(Items listed in a dataset)
☆ ☆ ☆ ☆
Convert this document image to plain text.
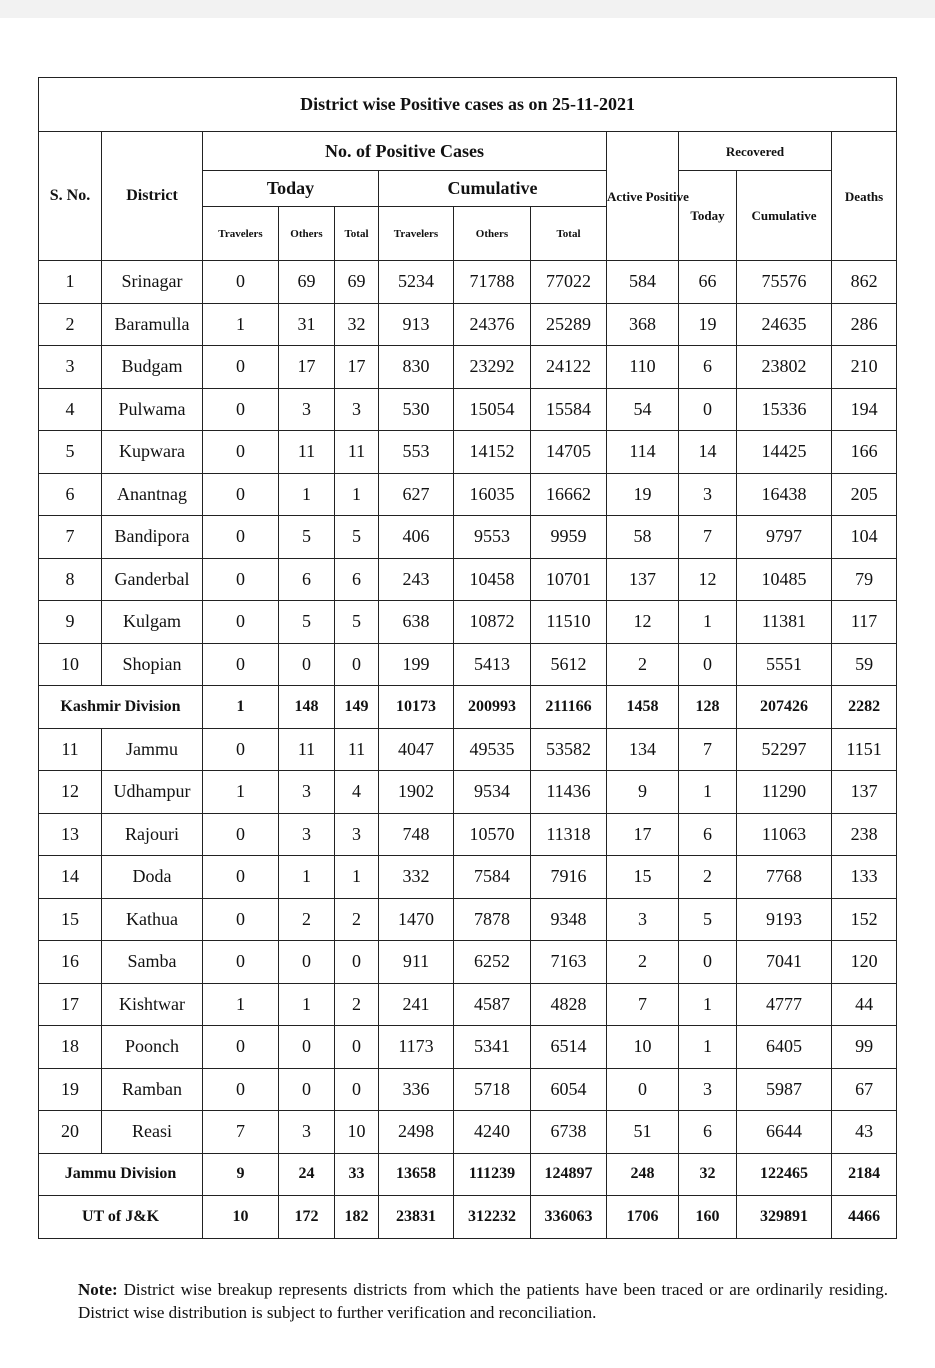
District wise Positive cases as on 25-11-2021											
S. No.	District	No. of Positive Cases						Active Positive	Recovered		Deaths
		Today			Cumulative				Today	Cumulative	
		Travelers	Others	Total	Travelers	Others	Total				
1	Srinagar	0	69	69	5234	71788	77022	584	66	75576	862
2	Baramulla	1	31	32	913	24376	25289	368	19	24635	286
3	Budgam	0	17	17	830	23292	24122	110	6	23802	210
4	Pulwama	0	3	3	530	15054	15584	54	0	15336	194
5	Kupwara	0	11	11	553	14152	14705	114	14	14425	166
6	Anantnag	0	1	1	627	16035	16662	19	3	16438	205
7	Bandipora	0	5	5	406	9553	9959	58	7	9797	104
8	Ganderbal	0	6	6	243	10458	10701	137	12	10485	79
9	Kulgam	0	5	5	638	10872	11510	12	1	11381	117
10	Shopian	0	0	0	199	5413	5612	2	0	5551	59
Kashmir Division		1	148	149	10173	200993	211166	1458	128	207426	2282
11	Jammu	0	11	11	4047	49535	53582	134	7	52297	1151
12	Udhampur	1	3	4	1902	9534	11436	9	1	11290	137
13	Rajouri	0	3	3	748	10570	11318	17	6	11063	238
14	Doda	0	1	1	332	7584	7916	15	2	7768	133
15	Kathua	0	2	2	1470	7878	9348	3	5	9193	152
16	Samba	0	0	0	911	6252	7163	2	0	7041	120
17	Kishtwar	1	1	2	241	4587	4828	7	1	4777	44
18	Poonch	0	0	0	1173	5341	6514	10	1	6405	99
19	Ramban	0	0	0	336	5718	6054	0	3	5987	67
20	Reasi	7	3	10	2498	4240	6738	51	6	6644	43
Jammu Division		9	24	33	13658	111239	124897	248	32	122465	2184
UT of J&K		10	172	182	23831	312232	336063	1706	160	329891	4466
Note: District wise breakup represents districts from which the patients have been traced or are ordinarily residing. District wise distribution is subject to further verification and reconciliation.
☆ ☆ ☆ ☆
> Work request
Retype the records in full. Do not carry over the images.

> Result below
Convert this document image to plain text.
District wise Positive cases as on 25-11-2021											
S. No.	District	No. of Positive Cases						Active Positive	Recovered		Deaths
		Today			Cumulative				Today	Cumulative	
		Travelers	Others	Total	Travelers	Others	Total				
1	Srinagar	0	69	69	5234	71788	77022	584	66	75576	862
2	Baramulla	1	31	32	913	24376	25289	368	19	24635	286
3	Budgam	0	17	17	830	23292	24122	110	6	23802	210
4	Pulwama	0	3	3	530	15054	15584	54	0	15336	194
5	Kupwara	0	11	11	553	14152	14705	114	14	14425	166
6	Anantnag	0	1	1	627	16035	16662	19	3	16438	205
7	Bandipora	0	5	5	406	9553	9959	58	7	9797	104
8	Ganderbal	0	6	6	243	10458	10701	137	12	10485	79
9	Kulgam	0	5	5	638	10872	11510	12	1	11381	117
10	Shopian	0	0	0	199	5413	5612	2	0	5551	59
Kashmir Division		1	148	149	10173	200993	211166	1458	128	207426	2282
11	Jammu	0	11	11	4047	49535	53582	134	7	52297	1151
12	Udhampur	1	3	4	1902	9534	11436	9	1	11290	137
13	Rajouri	0	3	3	748	10570	11318	17	6	11063	238
14	Doda	0	1	1	332	7584	7916	15	2	7768	133
15	Kathua	0	2	2	1470	7878	9348	3	5	9193	152
16	Samba	0	0	0	911	6252	7163	2	0	7041	120
17	Kishtwar	1	1	2	241	4587	4828	7	1	4777	44
18	Poonch	0	0	0	1173	5341	6514	10	1	6405	99
19	Ramban	0	0	0	336	5718	6054	0	3	5987	67
20	Reasi	7	3	10	2498	4240	6738	51	6	6644	43
Jammu Division		9	24	33	13658	111239	124897	248	32	122465	2184
UT of J&K		10	172	182	23831	312232	336063	1706	160	329891	4466
Note: District wise breakup represents districts from which the patients have been traced or are ordinarily residing. District wise distribution is subject to further verification and reconciliation.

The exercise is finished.